**Dataset extract:**

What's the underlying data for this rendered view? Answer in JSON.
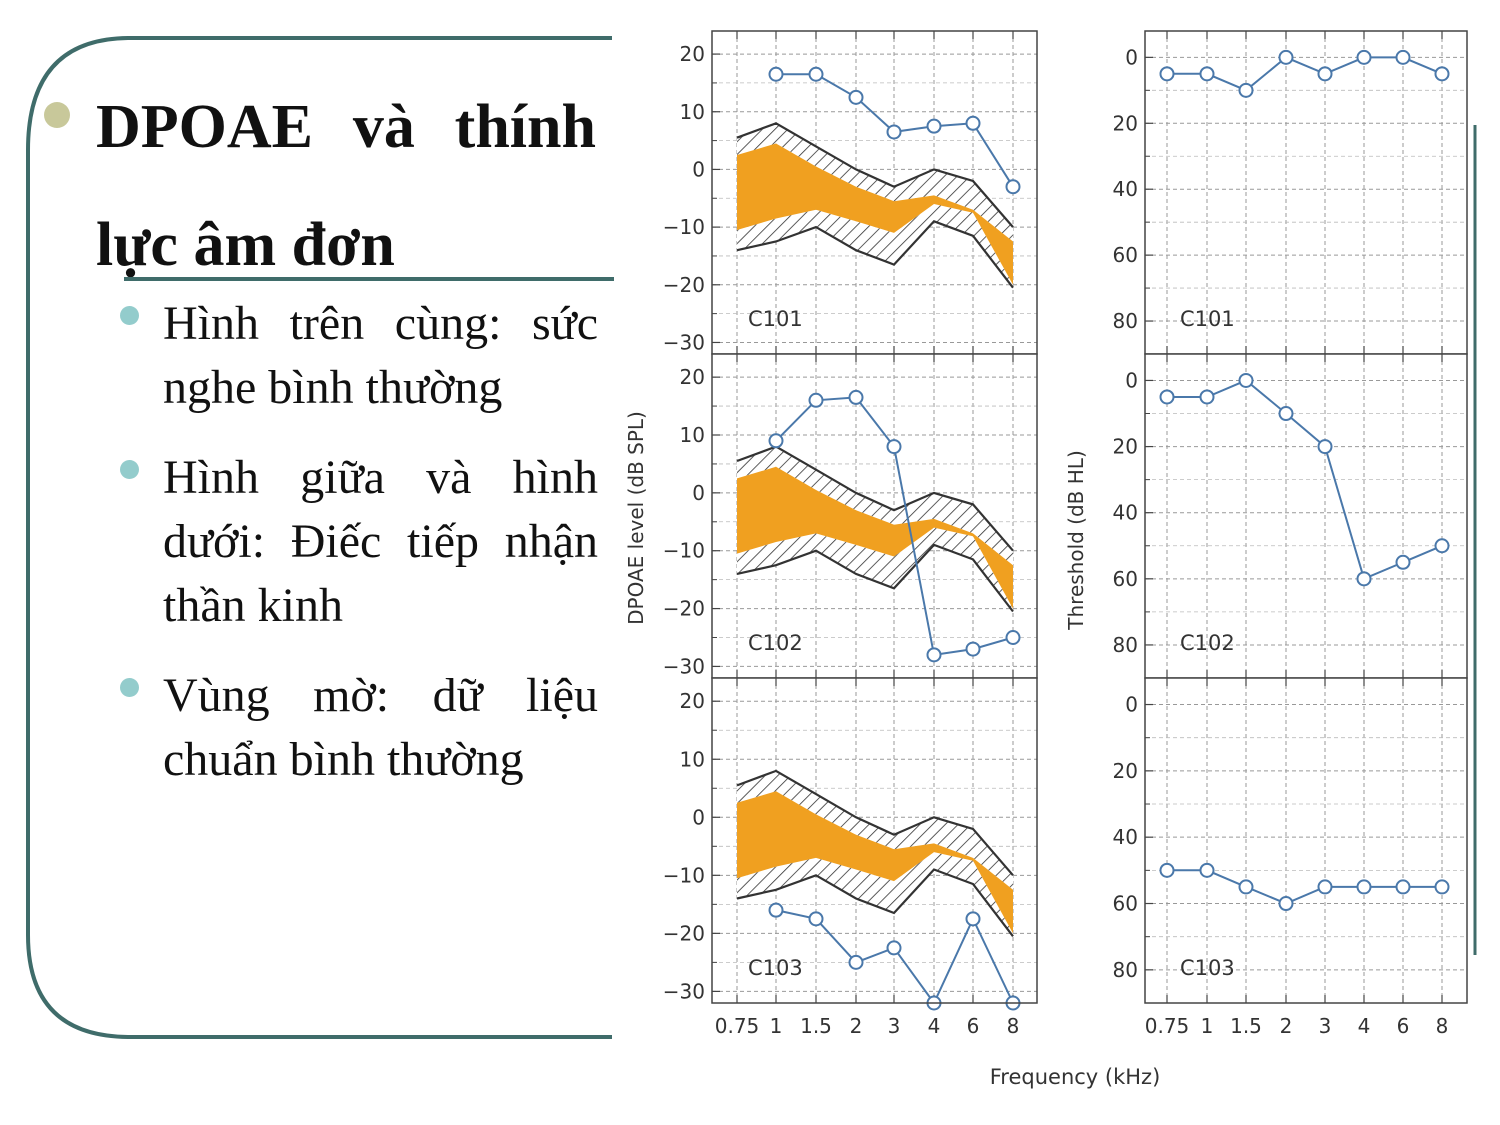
{
  "slide": {
    "title": "DPOAE và thính lực âm đơn",
    "bullets": [
      "Hình trên cùng: sức nghe bình thường",
      "Hình giữa và hình dưới: Điếc tiếp nhận thần kinh",
      "Vùng mờ: dữ liệu chuẩn bình thường"
    ]
  },
  "colors": {
    "accent": "#3f6c6a",
    "series": "#4a78aa",
    "fill": "#f0a020",
    "bullet": "#93cccc",
    "title_bullet": "#c8c89a"
  },
  "chart_data": {
    "type": "line",
    "x_tick_labels": [
      "0.75",
      "1",
      "1.5",
      "2",
      "3",
      "4",
      "6",
      "8"
    ],
    "xlabel": "Frequency (kHz)",
    "dpoae": {
      "ylabel": "DPOAE level (dB SPL)",
      "ylim": [
        -32,
        24
      ],
      "yticks": [
        "20",
        "10",
        "0",
        "−10",
        "−20",
        "−30"
      ],
      "ytick_values": [
        20,
        10,
        0,
        -10,
        -20,
        -30
      ],
      "norms": {
        "hatch_upper": [
          5.5,
          8,
          4,
          0,
          -3,
          0,
          -2,
          -10
        ],
        "orange_upper": [
          2.5,
          4.5,
          0.5,
          -3,
          -5.5,
          -4.5,
          -7,
          -12.5
        ],
        "orange_lower": [
          -10.5,
          -8.5,
          -7,
          -9,
          -11,
          -6,
          -7.5,
          -20
        ],
        "hatch_lower": [
          -14,
          -12.5,
          -10,
          -14,
          -16.5,
          -9,
          -11.5,
          -20.5
        ]
      },
      "panels": [
        {
          "label": "C101",
          "values": [
            16.5,
            16.5,
            12.5,
            6.5,
            7.5,
            8,
            -3
          ]
        },
        {
          "label": "C102",
          "values": [
            9,
            16,
            16.5,
            8,
            -28,
            -27,
            -25
          ]
        },
        {
          "label": "C103",
          "values": [
            -16,
            -17.5,
            -25,
            -22.5,
            -32,
            -17.5,
            -32
          ]
        }
      ]
    },
    "threshold": {
      "ylabel": "Threshold (dB HL)",
      "ylim": [
        -8,
        90
      ],
      "yticks": [
        "0",
        "20",
        "40",
        "60",
        "80"
      ],
      "ytick_values": [
        0,
        20,
        40,
        60,
        80
      ],
      "panels": [
        {
          "label": "C101",
          "values": [
            5,
            5,
            10,
            0,
            5,
            0,
            0,
            5
          ]
        },
        {
          "label": "C102",
          "values": [
            5,
            5,
            0,
            10,
            20,
            60,
            55,
            50
          ]
        },
        {
          "label": "C103",
          "values": [
            50,
            50,
            55,
            60,
            55,
            55,
            55,
            55
          ]
        }
      ]
    }
  }
}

**Task requirements:** Return all the lines that contain the string "ylabel".

**Correct output:**
      "ylabel": "DPOAE level (dB SPL)",
      "ylabel": "Threshold (dB HL)",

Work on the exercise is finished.